## Exercise task
Copy all the entries below exactly, but not the pictures.

## Recorded data

┄┄┄┄┄┄┄┄┄┄

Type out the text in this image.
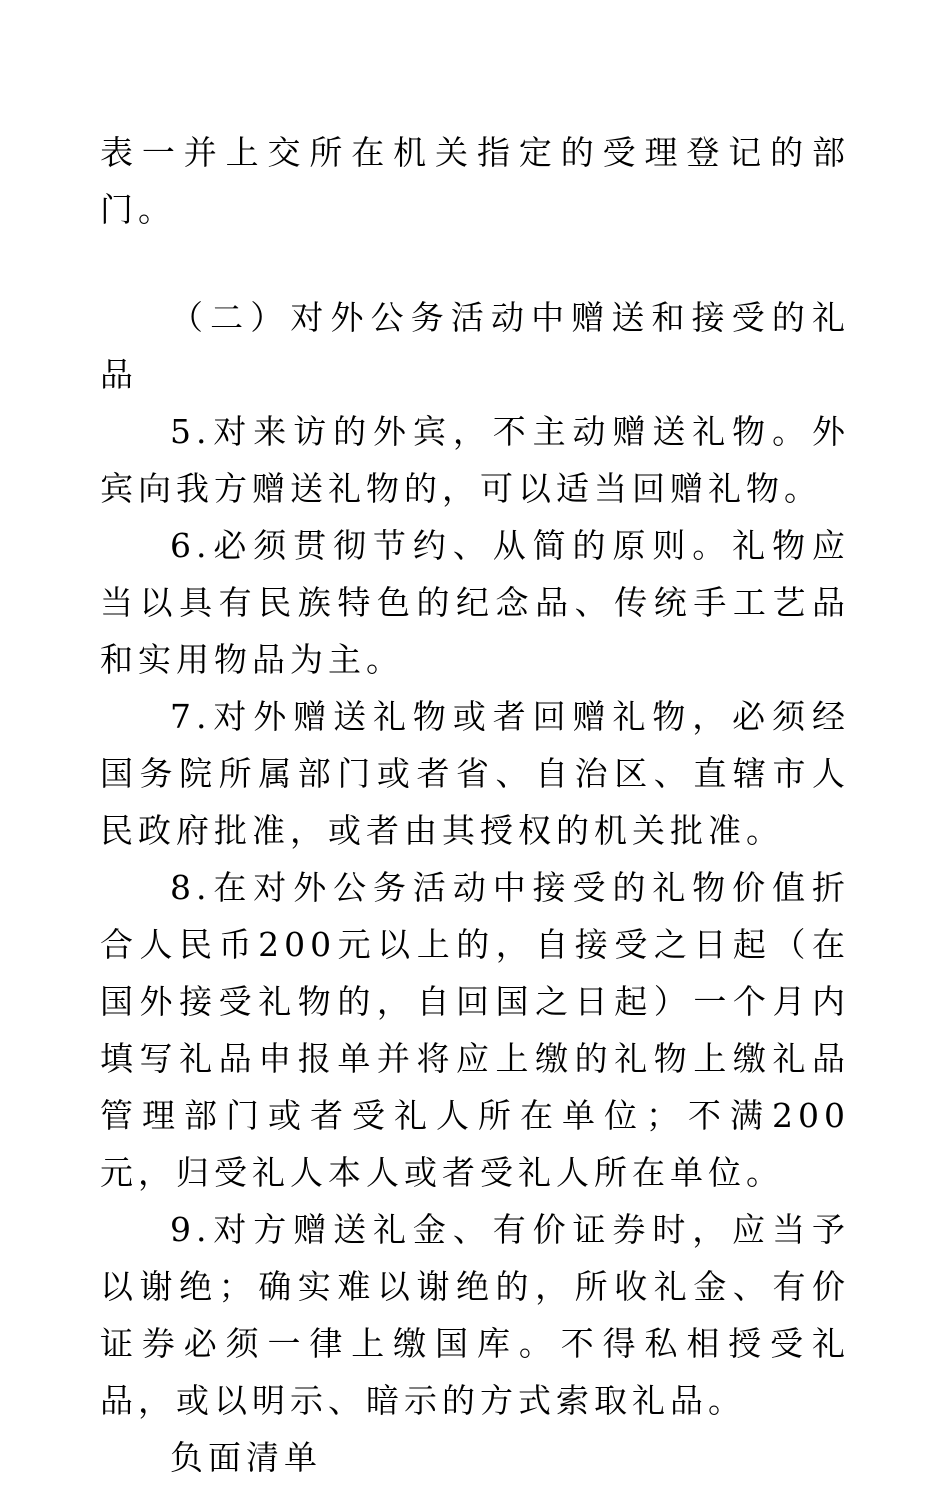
表一并上交所在机关指定的受理登记的部门。

（二）对外公务活动中赠送和接受的礼品

5.对来访的外宾，不主动赠送礼物。外宾向我方赠送礼物的，可以适当回赠礼物。

6.必须贯彻节约、从简的原则。礼物应当以具有民族特色的纪念品、传统手工艺品和实用物品为主。

7.对外赠送礼物或者回赠礼物，必须经国务院所属部门或者省、自治区、直辖市人民政府批准，或者由其授权的机关批准。

8.在对外公务活动中接受的礼物价值折合人民币200元以上的，自接受之日起（在国外接受礼物的，自回国之日起）一个月内填写礼品申报单并将应上缴的礼物上缴礼品管理部门或者受礼人所在单位；不满200元，归受礼人本人或者受礼人所在单位。

9.对方赠送礼金、有价证券时，应当予以谢绝；确实难以谢绝的，所收礼金、有价证券必须一律上缴国库。不得私相授受礼品，或以明示、暗示的方式索取礼品。

负面清单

┄┄┄┄┄┄┄┄┄┄

## Result of the exercise
Type out the text in this image.
表一并上交所在机关指定的受理登记的部门。

（二）对外公务活动中赠送和接受的礼品

5.对来访的外宾，不主动赠送礼物。外宾向我方赠送礼物的，可以适当回赠礼物。

6.必须贯彻节约、从简的原则。礼物应当以具有民族特色的纪念品、传统手工艺品和实用物品为主。

7.对外赠送礼物或者回赠礼物，必须经国务院所属部门或者省、自治区、直辖市人民政府批准，或者由其授权的机关批准。

8.在对外公务活动中接受的礼物价值折合人民币200元以上的，自接受之日起（在国外接受礼物的，自回国之日起）一个月内填写礼品申报单并将应上缴的礼物上缴礼品管理部门或者受礼人所在单位；不满200元，归受礼人本人或者受礼人所在单位。

9.对方赠送礼金、有价证券时，应当予以谢绝；确实难以谢绝的，所收礼金、有价证券必须一律上缴国库。不得私相授受礼品，或以明示、暗示的方式索取礼品。

负面清单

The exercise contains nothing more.